### Exercise objective
Extract all lines from the data beneath that include the word "true".

### Dataset excerpts
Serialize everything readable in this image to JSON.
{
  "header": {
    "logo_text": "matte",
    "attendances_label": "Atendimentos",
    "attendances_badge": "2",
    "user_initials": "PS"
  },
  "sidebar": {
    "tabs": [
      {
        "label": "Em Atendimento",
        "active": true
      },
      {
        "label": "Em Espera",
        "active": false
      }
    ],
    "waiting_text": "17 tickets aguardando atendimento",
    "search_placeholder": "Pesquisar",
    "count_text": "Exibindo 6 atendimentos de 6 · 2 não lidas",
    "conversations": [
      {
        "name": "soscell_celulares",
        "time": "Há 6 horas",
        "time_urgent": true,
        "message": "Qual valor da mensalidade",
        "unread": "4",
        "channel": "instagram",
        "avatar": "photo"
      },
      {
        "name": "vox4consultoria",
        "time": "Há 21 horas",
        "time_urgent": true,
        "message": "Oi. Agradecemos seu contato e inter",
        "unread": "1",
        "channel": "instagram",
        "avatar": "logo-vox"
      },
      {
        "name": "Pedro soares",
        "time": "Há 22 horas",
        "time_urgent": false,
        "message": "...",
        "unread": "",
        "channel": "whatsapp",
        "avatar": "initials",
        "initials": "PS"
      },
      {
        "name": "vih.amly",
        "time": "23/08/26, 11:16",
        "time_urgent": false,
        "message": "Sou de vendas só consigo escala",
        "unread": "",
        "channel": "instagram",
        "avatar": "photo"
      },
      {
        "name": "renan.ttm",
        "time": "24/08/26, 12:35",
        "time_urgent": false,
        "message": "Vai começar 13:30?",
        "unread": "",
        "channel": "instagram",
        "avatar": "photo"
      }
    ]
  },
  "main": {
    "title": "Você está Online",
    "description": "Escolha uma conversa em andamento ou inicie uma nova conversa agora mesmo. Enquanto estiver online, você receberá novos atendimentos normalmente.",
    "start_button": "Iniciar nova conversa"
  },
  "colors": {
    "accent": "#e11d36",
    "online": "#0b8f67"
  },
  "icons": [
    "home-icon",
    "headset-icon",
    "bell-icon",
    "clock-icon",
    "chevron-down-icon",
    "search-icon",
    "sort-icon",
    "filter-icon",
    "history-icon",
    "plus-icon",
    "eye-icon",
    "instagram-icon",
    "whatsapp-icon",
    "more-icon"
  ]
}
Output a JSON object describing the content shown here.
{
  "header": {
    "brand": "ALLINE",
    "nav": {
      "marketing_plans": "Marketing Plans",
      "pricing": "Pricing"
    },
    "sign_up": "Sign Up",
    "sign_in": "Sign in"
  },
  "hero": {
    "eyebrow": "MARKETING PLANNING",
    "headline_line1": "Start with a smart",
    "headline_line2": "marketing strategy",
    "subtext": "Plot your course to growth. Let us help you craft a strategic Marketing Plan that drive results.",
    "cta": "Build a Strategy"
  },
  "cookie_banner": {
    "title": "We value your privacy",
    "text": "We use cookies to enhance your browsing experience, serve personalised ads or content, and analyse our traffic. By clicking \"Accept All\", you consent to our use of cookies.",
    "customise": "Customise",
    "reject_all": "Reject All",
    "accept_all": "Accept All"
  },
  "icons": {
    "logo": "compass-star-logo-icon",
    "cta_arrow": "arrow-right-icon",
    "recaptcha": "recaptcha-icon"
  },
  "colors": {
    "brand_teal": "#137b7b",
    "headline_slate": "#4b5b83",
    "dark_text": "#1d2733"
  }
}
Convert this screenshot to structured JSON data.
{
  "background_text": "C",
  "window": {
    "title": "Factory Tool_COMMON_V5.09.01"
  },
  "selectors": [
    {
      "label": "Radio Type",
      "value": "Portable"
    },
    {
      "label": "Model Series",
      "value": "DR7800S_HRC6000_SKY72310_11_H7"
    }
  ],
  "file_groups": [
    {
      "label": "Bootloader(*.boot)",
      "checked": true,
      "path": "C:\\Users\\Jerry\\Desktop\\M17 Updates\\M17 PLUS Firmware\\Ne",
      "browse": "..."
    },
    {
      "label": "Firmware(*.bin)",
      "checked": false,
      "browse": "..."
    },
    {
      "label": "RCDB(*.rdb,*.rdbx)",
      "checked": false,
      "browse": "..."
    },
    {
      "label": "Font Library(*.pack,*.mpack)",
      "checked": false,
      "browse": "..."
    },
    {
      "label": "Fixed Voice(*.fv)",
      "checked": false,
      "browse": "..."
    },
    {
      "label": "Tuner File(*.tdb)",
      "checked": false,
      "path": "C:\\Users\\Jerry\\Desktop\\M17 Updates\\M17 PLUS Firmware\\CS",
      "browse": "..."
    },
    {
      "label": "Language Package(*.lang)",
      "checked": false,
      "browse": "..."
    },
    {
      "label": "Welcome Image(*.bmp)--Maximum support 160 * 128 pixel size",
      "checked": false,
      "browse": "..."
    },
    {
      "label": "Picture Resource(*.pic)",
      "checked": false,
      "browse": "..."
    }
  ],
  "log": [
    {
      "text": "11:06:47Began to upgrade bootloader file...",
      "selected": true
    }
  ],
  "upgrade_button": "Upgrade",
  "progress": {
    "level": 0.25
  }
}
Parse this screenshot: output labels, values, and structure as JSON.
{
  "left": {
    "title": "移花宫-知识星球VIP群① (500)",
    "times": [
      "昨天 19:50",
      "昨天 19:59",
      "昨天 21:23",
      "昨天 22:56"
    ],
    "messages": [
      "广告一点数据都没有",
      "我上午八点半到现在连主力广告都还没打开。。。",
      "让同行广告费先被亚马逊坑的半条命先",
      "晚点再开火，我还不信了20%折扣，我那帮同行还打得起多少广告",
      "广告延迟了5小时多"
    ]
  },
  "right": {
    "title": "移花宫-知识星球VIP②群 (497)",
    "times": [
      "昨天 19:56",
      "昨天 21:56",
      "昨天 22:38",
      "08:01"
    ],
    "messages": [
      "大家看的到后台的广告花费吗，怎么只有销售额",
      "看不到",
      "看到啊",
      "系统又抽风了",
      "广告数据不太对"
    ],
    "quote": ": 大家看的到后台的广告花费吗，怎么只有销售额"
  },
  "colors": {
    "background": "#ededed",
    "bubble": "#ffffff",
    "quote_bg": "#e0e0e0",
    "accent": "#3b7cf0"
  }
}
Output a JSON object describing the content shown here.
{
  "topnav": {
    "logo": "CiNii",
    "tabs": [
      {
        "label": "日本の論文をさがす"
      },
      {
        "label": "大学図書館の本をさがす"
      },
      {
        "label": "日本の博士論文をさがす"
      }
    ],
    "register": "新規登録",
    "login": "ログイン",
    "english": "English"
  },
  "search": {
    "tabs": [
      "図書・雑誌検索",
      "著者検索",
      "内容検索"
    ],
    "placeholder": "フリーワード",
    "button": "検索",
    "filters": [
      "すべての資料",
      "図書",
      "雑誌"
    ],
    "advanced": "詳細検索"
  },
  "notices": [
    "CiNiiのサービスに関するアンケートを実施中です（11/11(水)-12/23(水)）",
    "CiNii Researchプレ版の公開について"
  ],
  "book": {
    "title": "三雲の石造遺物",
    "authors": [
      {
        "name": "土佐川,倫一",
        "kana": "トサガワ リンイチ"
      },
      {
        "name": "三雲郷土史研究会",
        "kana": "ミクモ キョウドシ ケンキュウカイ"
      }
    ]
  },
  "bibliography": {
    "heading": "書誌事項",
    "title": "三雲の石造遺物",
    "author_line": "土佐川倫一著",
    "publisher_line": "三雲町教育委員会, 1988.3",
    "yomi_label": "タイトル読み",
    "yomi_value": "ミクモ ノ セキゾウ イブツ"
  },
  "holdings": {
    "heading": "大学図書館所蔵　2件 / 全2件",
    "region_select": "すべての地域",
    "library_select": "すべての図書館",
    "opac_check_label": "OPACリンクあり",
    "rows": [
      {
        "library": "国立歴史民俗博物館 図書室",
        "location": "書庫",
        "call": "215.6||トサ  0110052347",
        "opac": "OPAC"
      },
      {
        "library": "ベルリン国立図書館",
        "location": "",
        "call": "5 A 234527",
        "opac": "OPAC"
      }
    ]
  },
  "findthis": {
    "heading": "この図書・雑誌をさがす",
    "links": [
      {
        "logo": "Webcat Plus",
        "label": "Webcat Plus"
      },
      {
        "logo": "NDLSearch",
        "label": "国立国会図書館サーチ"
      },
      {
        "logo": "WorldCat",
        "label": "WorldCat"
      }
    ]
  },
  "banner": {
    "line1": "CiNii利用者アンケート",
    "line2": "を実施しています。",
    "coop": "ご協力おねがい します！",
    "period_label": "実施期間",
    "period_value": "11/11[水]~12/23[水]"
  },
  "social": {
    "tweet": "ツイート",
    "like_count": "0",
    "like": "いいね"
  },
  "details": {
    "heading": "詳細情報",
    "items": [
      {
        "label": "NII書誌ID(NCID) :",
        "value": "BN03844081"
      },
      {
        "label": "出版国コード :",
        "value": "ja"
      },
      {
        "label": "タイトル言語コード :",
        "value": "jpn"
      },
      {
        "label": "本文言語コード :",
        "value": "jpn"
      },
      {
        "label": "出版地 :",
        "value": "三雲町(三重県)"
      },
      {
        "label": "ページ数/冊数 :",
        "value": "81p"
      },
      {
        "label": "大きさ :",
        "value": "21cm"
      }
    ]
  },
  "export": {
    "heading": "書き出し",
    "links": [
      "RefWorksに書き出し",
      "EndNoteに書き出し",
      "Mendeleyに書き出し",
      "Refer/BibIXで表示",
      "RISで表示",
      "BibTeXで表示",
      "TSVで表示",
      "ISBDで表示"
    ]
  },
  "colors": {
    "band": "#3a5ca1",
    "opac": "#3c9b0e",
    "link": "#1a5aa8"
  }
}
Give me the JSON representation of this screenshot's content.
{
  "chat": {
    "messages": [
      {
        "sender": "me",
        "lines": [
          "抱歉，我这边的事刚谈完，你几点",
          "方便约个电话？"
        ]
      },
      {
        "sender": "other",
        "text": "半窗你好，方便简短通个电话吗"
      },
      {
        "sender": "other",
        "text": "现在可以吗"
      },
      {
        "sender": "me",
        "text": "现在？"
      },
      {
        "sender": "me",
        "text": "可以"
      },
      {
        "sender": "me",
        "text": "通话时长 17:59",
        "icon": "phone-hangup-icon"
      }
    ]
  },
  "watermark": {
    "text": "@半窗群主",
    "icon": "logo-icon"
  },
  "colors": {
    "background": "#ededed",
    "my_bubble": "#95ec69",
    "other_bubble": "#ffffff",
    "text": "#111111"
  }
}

### Reply
        "active": true
        "time_urgent": true,
        "time_urgent": true,
      "checked": true,
      "selected": true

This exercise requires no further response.